**Dataset extract**.
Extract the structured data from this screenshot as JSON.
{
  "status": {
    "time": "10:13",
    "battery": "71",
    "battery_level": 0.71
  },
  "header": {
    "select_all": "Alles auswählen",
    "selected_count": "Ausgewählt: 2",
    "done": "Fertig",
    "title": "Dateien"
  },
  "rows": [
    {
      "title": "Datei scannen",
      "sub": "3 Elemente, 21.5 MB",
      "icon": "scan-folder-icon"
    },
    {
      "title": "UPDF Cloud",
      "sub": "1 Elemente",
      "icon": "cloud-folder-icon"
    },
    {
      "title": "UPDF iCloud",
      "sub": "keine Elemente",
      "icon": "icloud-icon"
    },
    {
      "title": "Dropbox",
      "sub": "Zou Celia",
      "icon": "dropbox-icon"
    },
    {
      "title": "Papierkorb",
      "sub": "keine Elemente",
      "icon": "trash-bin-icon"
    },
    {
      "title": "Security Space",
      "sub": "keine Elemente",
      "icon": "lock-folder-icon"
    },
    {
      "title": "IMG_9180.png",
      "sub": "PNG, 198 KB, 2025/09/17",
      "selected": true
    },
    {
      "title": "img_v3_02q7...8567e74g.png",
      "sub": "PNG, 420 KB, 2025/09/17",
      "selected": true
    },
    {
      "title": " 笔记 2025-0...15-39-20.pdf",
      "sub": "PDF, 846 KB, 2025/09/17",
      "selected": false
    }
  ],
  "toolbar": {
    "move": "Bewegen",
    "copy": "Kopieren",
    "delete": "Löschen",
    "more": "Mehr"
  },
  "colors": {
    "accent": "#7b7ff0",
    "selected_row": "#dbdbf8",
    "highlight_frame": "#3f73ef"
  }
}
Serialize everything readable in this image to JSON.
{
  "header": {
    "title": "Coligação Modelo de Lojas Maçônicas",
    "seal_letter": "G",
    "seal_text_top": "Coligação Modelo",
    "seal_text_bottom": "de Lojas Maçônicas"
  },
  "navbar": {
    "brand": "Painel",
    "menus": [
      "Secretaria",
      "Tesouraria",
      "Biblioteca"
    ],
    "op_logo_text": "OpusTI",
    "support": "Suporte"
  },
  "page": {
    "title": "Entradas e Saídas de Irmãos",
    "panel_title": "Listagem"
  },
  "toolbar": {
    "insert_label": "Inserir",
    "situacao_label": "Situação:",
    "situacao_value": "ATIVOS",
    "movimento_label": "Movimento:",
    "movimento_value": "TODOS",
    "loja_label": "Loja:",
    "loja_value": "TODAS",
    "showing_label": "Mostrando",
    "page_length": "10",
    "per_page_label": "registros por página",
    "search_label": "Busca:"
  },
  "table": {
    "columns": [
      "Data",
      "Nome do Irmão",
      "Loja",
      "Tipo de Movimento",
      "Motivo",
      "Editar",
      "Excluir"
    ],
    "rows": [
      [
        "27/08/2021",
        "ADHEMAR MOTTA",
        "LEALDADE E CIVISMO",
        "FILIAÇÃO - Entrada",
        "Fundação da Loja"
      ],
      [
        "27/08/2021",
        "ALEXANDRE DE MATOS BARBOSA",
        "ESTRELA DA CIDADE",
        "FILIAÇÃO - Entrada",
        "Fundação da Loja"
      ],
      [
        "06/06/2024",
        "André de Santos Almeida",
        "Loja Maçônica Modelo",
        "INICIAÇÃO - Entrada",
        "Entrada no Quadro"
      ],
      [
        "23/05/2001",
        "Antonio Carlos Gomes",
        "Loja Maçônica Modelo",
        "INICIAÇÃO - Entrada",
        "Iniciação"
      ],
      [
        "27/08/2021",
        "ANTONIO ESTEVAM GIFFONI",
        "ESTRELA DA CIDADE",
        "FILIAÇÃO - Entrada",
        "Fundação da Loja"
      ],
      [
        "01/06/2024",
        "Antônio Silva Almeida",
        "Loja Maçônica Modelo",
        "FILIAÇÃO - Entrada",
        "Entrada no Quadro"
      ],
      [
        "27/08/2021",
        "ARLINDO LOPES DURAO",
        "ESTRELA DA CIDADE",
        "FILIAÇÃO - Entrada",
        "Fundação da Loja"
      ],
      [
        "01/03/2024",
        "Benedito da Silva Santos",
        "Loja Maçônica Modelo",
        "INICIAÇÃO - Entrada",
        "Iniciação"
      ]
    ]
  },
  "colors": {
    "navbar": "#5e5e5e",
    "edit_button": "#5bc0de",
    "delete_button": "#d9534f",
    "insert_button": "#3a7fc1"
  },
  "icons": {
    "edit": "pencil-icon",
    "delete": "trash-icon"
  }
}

**Task requirements**.
Faithfully reproduce all of the records, character for character.

**Answer below**.
Extract the structured data from this screenshot as JSON.
{
  "status": {
    "time": "10:13",
    "battery": "71",
    "battery_level": 0.71
  },
  "header": {
    "select_all": "Alles auswählen",
    "selected_count": "Ausgewählt: 2",
    "done": "Fertig",
    "title": "Dateien"
  },
  "rows": [
    {
      "title": "Datei scannen",
      "sub": "3 Elemente, 21.5 MB",
      "icon": "scan-folder-icon"
    },
    {
      "title": "UPDF Cloud",
      "sub": "1 Elemente",
      "icon": "cloud-folder-icon"
    },
    {
      "title": "UPDF iCloud",
      "sub": "keine Elemente",
      "icon": "icloud-icon"
    },
    {
      "title": "Dropbox",
      "sub": "Zou Celia",
      "icon": "dropbox-icon"
    },
    {
      "title": "Papierkorb",
      "sub": "keine Elemente",
      "icon": "trash-bin-icon"
    },
    {
      "title": "Security Space",
      "sub": "keine Elemente",
      "icon": "lock-folder-icon"
    },
    {
      "title": "IMG_9180.png",
      "sub": "PNG, 198 KB, 2025/09/17",
      "selected": true
    },
    {
      "title": "img_v3_02q7...8567e74g.png",
      "sub": "PNG, 420 KB, 2025/09/17",
      "selected": true
    },
    {
      "title": " 笔记 2025-0...15-39-20.pdf",
      "sub": "PDF, 846 KB, 2025/09/17",
      "selected": false
    }
  ],
  "toolbar": {
    "move": "Bewegen",
    "copy": "Kopieren",
    "delete": "Löschen",
    "more": "Mehr"
  },
  "colors": {
    "accent": "#7b7ff0",
    "selected_row": "#dbdbf8",
    "highlight_frame": "#3f73ef"
  }
}
Serialize everything readable in this image to JSON.
{
  "header": {
    "title": "Coligação Modelo de Lojas Maçônicas",
    "seal_letter": "G",
    "seal_text_top": "Coligação Modelo",
    "seal_text_bottom": "de Lojas Maçônicas"
  },
  "navbar": {
    "brand": "Painel",
    "menus": [
      "Secretaria",
      "Tesouraria",
      "Biblioteca"
    ],
    "op_logo_text": "OpusTI",
    "support": "Suporte"
  },
  "page": {
    "title": "Entradas e Saídas de Irmãos",
    "panel_title": "Listagem"
  },
  "toolbar": {
    "insert_label": "Inserir",
    "situacao_label": "Situação:",
    "situacao_value": "ATIVOS",
    "movimento_label": "Movimento:",
    "movimento_value": "TODOS",
    "loja_label": "Loja:",
    "loja_value": "TODAS",
    "showing_label": "Mostrando",
    "page_length": "10",
    "per_page_label": "registros por página",
    "search_label": "Busca:"
  },
  "table": {
    "columns": [
      "Data",
      "Nome do Irmão",
      "Loja",
      "Tipo de Movimento",
      "Motivo",
      "Editar",
      "Excluir"
    ],
    "rows": [
      [
        "27/08/2021",
        "ADHEMAR MOTTA",
        "LEALDADE E CIVISMO",
        "FILIAÇÃO - Entrada",
        "Fundação da Loja"
      ],
      [
        "27/08/2021",
        "ALEXANDRE DE MATOS BARBOSA",
        "ESTRELA DA CIDADE",
        "FILIAÇÃO - Entrada",
        "Fundação da Loja"
      ],
      [
        "06/06/2024",
        "André de Santos Almeida",
        "Loja Maçônica Modelo",
        "INICIAÇÃO - Entrada",
        "Entrada no Quadro"
      ],
      [
        "23/05/2001",
        "Antonio Carlos Gomes",
        "Loja Maçônica Modelo",
        "INICIAÇÃO - Entrada",
        "Iniciação"
      ],
      [
        "27/08/2021",
        "ANTONIO ESTEVAM GIFFONI",
        "ESTRELA DA CIDADE",
        "FILIAÇÃO - Entrada",
        "Fundação da Loja"
      ],
      [
        "01/06/2024",
        "Antônio Silva Almeida",
        "Loja Maçônica Modelo",
        "FILIAÇÃO - Entrada",
        "Entrada no Quadro"
      ],
      [
        "27/08/2021",
        "ARLINDO LOPES DURAO",
        "ESTRELA DA CIDADE",
        "FILIAÇÃO - Entrada",
        "Fundação da Loja"
      ],
      [
        "01/03/2024",
        "Benedito da Silva Santos",
        "Loja Maçônica Modelo",
        "INICIAÇÃO - Entrada",
        "Iniciação"
      ]
    ]
  },
  "colors": {
    "navbar": "#5e5e5e",
    "edit_button": "#5bc0de",
    "delete_button": "#d9534f",
    "insert_button": "#3a7fc1"
  },
  "icons": {
    "edit": "pencil-icon",
    "delete": "trash-icon"
  }
}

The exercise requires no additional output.